Copy the records word for word, starting at the first line and going down through the line containing "data-point xyxy=(251,354,256,359)", including that line.

**EXERCISE INPUT**
--- --- ---

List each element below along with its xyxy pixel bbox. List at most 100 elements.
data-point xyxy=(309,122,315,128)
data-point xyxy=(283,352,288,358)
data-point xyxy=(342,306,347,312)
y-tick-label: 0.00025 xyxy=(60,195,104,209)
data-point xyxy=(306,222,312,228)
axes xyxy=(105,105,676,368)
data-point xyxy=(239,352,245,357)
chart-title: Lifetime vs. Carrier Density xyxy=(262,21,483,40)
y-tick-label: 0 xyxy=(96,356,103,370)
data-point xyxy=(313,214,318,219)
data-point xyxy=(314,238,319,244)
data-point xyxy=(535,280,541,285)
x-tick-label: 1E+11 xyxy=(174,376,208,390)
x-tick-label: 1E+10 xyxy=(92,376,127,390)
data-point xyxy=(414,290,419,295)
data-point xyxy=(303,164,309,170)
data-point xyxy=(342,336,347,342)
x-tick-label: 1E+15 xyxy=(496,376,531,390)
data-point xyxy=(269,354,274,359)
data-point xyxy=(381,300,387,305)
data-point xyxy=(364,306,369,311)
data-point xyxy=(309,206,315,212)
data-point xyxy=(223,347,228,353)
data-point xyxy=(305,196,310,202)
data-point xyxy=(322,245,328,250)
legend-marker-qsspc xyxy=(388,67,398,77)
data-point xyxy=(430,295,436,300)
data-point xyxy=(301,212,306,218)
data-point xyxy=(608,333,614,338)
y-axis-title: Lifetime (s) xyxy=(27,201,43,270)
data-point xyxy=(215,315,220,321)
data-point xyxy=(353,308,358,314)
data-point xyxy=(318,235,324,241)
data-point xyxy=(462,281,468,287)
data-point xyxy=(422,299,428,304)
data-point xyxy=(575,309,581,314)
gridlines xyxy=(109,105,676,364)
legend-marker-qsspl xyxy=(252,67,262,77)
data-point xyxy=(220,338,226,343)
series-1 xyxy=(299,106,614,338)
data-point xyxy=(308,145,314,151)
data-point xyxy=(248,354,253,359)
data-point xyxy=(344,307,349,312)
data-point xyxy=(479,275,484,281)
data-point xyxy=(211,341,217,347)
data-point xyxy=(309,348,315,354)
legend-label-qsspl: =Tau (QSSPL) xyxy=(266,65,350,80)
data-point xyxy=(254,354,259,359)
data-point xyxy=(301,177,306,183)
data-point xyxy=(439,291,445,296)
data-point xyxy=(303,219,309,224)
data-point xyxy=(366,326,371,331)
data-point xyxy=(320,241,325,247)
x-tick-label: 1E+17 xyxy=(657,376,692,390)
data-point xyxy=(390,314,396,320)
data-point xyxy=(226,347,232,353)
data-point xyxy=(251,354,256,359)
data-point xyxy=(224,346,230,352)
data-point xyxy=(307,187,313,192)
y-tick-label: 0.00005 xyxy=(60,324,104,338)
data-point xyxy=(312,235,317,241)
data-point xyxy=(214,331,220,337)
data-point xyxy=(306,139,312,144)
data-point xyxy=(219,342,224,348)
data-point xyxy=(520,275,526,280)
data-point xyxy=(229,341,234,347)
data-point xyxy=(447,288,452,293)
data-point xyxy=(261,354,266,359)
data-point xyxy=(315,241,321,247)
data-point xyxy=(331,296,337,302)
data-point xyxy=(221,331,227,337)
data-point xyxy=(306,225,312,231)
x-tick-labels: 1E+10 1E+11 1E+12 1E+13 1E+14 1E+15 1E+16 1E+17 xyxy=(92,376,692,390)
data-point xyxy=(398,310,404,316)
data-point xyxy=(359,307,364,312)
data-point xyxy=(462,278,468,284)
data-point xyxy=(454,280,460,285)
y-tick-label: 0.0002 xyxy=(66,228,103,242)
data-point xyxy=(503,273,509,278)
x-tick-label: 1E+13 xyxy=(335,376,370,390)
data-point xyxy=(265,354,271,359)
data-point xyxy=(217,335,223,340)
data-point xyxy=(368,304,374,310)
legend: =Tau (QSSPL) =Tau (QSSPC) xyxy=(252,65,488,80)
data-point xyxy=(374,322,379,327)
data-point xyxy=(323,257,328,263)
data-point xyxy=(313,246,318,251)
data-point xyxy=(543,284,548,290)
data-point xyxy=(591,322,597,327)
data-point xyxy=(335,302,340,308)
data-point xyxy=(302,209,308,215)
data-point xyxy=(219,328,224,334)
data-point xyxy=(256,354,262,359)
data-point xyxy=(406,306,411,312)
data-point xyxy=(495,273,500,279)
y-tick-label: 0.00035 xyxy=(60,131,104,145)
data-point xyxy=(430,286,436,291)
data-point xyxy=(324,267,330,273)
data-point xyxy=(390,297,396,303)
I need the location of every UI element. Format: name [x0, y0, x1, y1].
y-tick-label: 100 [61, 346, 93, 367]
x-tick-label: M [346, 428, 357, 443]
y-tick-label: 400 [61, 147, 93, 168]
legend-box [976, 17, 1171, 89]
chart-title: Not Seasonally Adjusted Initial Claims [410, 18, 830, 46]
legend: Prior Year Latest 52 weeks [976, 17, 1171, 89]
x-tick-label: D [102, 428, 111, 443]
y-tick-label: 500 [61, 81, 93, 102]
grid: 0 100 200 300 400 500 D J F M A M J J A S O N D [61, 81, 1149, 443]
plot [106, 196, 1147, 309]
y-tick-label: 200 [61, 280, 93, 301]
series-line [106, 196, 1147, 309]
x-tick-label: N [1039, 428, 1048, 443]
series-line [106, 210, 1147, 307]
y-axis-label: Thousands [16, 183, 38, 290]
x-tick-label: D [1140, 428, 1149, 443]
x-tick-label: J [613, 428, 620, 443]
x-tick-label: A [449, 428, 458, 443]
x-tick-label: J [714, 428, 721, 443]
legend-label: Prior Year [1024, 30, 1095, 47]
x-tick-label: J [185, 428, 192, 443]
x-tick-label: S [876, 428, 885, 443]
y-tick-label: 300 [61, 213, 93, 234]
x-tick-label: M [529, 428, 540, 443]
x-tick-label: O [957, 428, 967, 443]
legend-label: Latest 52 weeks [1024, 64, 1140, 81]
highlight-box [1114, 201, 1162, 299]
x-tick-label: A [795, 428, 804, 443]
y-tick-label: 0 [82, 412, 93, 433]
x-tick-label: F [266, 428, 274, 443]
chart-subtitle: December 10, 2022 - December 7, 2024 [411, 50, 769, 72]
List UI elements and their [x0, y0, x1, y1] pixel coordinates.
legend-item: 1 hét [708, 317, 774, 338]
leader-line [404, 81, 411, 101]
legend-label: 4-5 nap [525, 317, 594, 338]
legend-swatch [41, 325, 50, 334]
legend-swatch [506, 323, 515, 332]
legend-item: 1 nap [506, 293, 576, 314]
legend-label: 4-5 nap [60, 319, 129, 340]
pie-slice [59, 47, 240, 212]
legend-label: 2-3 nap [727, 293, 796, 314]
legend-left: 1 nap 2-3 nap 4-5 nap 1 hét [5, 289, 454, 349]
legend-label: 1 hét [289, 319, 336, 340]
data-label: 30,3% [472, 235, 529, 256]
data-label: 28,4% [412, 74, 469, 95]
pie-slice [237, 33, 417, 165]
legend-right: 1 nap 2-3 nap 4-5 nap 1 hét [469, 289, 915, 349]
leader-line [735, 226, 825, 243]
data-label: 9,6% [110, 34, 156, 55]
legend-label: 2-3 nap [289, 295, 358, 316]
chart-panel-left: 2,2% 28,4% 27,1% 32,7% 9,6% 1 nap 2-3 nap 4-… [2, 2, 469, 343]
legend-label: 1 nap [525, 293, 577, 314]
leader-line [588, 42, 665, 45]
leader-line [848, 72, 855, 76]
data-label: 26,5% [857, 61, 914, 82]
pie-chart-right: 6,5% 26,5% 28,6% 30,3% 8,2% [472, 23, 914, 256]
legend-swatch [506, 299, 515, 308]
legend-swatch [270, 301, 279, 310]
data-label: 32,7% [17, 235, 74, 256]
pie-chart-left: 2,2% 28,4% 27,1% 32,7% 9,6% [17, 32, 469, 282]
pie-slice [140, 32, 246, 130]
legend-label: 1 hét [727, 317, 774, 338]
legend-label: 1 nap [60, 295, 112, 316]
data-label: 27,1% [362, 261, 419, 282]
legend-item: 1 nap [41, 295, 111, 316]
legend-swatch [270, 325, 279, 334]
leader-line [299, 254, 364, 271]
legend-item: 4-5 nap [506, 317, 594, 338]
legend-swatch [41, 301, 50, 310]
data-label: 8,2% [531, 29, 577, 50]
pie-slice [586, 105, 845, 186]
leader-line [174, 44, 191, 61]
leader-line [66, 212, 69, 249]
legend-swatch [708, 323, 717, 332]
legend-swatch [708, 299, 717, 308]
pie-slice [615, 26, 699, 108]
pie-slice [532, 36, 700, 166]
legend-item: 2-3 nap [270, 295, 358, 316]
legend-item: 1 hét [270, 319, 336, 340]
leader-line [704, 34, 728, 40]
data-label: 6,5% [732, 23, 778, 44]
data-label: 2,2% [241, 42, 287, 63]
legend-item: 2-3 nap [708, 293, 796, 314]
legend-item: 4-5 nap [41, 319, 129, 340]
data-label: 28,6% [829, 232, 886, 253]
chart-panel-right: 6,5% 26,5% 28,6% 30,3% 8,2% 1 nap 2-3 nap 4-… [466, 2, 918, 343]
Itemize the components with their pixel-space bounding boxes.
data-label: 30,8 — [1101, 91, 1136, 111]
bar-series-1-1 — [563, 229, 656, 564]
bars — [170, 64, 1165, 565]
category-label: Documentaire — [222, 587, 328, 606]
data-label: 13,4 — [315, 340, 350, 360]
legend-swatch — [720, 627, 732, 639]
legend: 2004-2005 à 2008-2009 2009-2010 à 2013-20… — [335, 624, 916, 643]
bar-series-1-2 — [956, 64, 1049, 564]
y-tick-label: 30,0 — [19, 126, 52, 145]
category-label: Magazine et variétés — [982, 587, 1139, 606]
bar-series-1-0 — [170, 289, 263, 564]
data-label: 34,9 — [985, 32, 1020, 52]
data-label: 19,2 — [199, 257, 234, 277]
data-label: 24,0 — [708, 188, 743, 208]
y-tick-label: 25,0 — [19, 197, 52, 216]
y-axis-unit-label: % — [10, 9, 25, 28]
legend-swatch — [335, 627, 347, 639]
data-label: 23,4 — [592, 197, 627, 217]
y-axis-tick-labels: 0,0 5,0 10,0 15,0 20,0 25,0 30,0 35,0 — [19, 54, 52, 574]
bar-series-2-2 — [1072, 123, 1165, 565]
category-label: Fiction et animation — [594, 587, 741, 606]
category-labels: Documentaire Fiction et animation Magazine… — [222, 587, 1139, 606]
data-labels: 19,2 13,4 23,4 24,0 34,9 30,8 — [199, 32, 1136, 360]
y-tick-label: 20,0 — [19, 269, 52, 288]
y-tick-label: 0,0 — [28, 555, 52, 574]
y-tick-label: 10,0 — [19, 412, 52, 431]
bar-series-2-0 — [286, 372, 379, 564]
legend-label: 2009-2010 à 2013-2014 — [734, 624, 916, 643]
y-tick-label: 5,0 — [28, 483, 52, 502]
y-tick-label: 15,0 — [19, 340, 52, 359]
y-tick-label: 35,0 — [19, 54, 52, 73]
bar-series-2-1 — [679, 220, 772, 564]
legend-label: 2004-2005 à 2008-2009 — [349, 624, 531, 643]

--- --- ---

**ANSWER TO THE TASK**
List each element below along with its xyxy pixel bbox. List at most 100 elements.
data-point xyxy=(309,122,315,128)
data-point xyxy=(283,352,288,358)
data-point xyxy=(342,306,347,312)
y-tick-label: 0.00025 xyxy=(60,195,104,209)
data-point xyxy=(306,222,312,228)
axes xyxy=(105,105,676,368)
data-point xyxy=(239,352,245,357)
chart-title: Lifetime vs. Carrier Density xyxy=(262,21,483,40)
y-tick-label: 0 xyxy=(96,356,103,370)
data-point xyxy=(313,214,318,219)
data-point xyxy=(314,238,319,244)
data-point xyxy=(535,280,541,285)
x-tick-label: 1E+11 xyxy=(174,376,208,390)
x-tick-label: 1E+10 xyxy=(92,376,127,390)
data-point xyxy=(414,290,419,295)
data-point xyxy=(303,164,309,170)
data-point xyxy=(342,336,347,342)
x-tick-label: 1E+15 xyxy=(496,376,531,390)
data-point xyxy=(269,354,274,359)
data-point xyxy=(381,300,387,305)
data-point xyxy=(364,306,369,311)
data-point xyxy=(309,206,315,212)
data-point xyxy=(223,347,228,353)
data-point xyxy=(305,196,310,202)
data-point xyxy=(322,245,328,250)
legend-marker-qsspc xyxy=(388,67,398,77)
data-point xyxy=(430,295,436,300)
data-point xyxy=(301,212,306,218)
data-point xyxy=(608,333,614,338)
y-axis-title: Lifetime (s) xyxy=(27,201,43,270)
data-point xyxy=(215,315,220,321)
data-point xyxy=(353,308,358,314)
data-point xyxy=(318,235,324,241)
data-point xyxy=(462,281,468,287)
data-point xyxy=(422,299,428,304)
data-point xyxy=(575,309,581,314)
gridlines xyxy=(109,105,676,364)
legend-marker-qsspl xyxy=(252,67,262,77)
data-point xyxy=(220,338,226,343)
series-1 xyxy=(299,106,614,338)
data-point xyxy=(308,145,314,151)
data-point xyxy=(248,354,253,359)
data-point xyxy=(344,307,349,312)
data-point xyxy=(479,275,484,281)
data-point xyxy=(211,341,217,347)
data-point xyxy=(309,348,315,354)
legend-label-qsspl: =Tau (QSSPL) xyxy=(266,65,350,80)
data-point xyxy=(254,354,259,359)
data-point xyxy=(301,177,306,183)
data-point xyxy=(439,291,445,296)
data-point xyxy=(303,219,309,224)
data-point xyxy=(366,326,371,331)
data-point xyxy=(320,241,325,247)
x-tick-label: 1E+17 xyxy=(657,376,692,390)
data-point xyxy=(390,314,396,320)
data-point xyxy=(226,347,232,353)
data-point xyxy=(251,354,256,359)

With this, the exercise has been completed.